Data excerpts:

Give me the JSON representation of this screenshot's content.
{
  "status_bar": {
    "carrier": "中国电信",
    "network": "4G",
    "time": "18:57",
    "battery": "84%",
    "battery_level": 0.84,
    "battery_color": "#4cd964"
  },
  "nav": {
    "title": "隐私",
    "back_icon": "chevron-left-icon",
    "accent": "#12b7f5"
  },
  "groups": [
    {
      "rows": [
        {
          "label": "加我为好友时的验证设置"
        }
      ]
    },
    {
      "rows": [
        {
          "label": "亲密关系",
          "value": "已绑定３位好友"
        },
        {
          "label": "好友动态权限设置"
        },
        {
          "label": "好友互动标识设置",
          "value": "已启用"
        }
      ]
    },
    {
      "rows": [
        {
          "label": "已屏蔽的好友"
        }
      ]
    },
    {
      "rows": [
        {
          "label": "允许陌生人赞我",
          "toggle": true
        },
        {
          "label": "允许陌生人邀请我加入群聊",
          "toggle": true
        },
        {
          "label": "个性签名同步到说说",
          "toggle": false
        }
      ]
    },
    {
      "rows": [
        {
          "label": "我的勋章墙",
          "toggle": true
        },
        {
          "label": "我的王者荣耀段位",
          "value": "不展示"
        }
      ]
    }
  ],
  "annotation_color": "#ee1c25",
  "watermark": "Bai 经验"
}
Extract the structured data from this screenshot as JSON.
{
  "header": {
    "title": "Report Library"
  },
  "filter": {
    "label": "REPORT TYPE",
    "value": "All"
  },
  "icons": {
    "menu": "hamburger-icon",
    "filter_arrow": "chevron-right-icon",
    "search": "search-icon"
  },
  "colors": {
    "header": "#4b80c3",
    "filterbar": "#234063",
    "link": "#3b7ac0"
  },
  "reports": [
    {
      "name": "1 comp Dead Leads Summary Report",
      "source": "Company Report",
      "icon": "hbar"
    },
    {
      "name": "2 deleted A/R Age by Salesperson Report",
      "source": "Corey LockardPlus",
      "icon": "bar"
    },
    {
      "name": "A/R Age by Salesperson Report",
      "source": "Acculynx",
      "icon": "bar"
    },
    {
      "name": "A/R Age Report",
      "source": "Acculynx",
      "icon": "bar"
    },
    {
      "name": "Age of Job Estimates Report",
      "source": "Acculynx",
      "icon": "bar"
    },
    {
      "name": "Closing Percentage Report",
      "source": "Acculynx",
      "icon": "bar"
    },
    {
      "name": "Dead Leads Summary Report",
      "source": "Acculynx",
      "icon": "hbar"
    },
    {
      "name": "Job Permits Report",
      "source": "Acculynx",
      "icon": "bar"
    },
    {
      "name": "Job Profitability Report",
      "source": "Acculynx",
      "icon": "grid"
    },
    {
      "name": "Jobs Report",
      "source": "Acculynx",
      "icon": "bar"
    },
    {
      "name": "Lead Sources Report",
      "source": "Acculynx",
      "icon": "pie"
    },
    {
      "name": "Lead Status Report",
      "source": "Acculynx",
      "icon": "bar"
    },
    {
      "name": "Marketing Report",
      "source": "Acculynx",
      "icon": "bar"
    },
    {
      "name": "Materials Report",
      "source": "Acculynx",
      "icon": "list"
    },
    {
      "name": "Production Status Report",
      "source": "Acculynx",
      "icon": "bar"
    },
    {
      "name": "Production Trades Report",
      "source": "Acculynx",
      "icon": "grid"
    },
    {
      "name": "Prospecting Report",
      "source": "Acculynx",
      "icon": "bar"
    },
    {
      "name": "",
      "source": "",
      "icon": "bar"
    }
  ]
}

Task to carry out: Scan the material above for the string "this" and return the lines that hold it.

Answer:
Give me the JSON representation of this screenshot's content.
Extract the structured data from this screenshot as JSON.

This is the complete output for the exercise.